SET TASK: Return the lines where the word "ylabel" occurs.

################

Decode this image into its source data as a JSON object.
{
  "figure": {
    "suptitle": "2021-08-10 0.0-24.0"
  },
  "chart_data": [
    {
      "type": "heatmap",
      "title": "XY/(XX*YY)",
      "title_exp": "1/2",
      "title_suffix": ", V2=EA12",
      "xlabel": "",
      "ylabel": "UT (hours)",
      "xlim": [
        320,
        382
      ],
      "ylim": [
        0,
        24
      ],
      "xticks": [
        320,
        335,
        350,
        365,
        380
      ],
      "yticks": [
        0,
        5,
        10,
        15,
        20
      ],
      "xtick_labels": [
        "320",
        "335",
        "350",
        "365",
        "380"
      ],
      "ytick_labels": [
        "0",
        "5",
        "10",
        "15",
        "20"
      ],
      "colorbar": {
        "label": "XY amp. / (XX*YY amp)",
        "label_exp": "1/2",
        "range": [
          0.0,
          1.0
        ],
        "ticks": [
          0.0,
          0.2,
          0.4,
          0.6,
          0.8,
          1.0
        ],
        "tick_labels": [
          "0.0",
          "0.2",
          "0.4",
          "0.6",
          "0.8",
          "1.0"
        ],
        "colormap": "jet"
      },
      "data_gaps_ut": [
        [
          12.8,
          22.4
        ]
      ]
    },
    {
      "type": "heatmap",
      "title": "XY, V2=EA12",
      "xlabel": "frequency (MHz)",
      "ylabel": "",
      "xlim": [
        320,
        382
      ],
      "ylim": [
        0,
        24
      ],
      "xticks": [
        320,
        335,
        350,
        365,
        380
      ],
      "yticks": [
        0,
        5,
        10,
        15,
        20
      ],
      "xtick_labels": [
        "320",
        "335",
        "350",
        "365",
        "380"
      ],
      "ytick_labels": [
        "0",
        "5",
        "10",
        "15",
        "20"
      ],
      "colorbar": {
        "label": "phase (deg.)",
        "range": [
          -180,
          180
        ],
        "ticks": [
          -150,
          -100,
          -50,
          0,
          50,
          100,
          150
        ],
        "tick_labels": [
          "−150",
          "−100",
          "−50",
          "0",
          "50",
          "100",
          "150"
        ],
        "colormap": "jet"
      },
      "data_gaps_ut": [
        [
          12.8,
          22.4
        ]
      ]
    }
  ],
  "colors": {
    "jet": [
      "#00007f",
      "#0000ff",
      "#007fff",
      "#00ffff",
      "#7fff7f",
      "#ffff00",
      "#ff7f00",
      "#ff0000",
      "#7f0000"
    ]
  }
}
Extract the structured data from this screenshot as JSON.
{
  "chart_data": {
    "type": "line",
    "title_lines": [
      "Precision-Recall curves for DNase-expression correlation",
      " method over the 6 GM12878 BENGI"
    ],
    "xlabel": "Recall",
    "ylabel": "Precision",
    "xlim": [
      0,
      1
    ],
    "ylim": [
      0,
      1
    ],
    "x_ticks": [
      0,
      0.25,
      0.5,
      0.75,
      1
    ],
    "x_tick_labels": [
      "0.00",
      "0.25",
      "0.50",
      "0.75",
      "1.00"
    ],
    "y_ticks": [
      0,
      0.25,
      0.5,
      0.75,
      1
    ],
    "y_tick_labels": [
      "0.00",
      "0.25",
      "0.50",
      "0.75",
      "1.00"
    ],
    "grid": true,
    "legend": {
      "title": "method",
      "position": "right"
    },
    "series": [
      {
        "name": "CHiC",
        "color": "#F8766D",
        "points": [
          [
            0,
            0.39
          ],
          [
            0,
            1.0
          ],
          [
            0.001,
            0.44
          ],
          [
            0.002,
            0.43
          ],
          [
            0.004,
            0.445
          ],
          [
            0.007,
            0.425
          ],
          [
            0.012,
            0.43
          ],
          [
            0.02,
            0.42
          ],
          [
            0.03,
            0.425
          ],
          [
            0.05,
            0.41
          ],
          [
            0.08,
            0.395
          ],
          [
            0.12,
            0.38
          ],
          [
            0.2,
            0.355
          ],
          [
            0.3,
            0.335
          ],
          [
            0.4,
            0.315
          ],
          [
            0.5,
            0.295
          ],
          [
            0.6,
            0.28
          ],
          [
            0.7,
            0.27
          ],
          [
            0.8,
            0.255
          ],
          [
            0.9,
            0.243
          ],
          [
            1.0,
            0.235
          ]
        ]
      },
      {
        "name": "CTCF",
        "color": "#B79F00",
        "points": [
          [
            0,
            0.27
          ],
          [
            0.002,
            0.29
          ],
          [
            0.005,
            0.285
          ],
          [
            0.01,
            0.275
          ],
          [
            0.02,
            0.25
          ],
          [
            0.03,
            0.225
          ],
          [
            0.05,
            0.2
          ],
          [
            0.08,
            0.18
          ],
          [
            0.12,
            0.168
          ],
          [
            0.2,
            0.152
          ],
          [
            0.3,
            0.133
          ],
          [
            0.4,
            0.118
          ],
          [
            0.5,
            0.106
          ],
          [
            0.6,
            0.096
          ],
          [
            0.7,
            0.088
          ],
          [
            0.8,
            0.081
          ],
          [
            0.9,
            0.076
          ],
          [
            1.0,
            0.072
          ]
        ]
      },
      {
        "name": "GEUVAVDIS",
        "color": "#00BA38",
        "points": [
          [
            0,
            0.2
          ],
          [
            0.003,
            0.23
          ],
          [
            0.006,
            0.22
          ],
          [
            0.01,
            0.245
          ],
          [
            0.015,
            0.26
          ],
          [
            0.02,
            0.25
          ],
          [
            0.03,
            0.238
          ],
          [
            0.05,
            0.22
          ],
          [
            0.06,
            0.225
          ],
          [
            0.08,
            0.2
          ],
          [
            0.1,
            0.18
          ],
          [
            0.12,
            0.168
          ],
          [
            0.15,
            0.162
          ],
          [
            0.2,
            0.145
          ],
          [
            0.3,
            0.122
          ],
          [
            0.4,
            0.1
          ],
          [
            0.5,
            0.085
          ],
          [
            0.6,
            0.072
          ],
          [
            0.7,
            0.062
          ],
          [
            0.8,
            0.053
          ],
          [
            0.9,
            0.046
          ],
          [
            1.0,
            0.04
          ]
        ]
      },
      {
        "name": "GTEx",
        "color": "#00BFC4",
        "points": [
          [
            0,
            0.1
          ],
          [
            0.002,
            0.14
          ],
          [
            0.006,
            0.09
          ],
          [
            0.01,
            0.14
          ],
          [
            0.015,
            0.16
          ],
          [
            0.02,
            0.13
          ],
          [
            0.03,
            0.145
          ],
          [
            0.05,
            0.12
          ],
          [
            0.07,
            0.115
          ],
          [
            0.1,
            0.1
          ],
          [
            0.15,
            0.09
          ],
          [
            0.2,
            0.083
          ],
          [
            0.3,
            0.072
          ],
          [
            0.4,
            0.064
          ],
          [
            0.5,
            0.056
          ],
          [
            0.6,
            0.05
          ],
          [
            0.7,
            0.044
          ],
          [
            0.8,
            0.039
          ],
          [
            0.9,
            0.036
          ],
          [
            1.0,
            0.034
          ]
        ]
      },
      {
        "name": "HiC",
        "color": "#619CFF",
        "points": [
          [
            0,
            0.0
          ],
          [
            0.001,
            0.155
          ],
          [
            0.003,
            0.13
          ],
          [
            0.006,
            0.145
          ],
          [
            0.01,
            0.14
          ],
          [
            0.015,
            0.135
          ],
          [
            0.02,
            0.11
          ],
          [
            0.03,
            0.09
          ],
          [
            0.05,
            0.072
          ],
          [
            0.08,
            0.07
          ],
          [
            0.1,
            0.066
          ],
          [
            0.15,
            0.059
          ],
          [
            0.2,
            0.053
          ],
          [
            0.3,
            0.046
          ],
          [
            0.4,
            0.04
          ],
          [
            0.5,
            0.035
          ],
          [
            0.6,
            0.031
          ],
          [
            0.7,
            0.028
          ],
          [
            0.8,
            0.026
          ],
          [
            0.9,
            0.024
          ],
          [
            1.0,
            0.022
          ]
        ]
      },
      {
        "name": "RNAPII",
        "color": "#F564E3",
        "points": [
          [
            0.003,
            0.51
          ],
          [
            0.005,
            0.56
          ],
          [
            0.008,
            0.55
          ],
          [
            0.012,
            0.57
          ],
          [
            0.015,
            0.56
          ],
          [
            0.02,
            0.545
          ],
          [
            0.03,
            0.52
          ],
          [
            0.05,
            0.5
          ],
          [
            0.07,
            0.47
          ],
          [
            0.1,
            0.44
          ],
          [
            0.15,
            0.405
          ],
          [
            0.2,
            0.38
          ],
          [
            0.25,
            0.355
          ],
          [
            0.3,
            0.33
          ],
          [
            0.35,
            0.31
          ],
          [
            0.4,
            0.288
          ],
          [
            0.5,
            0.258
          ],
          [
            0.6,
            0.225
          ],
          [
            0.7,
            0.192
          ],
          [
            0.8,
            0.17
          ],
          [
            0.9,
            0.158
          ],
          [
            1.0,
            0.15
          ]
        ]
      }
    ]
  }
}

################

EXERCISE SOLUTION:
      "ylabel": "UT (hours)",
      "ylabel": "",
    "ylabel": "Precision",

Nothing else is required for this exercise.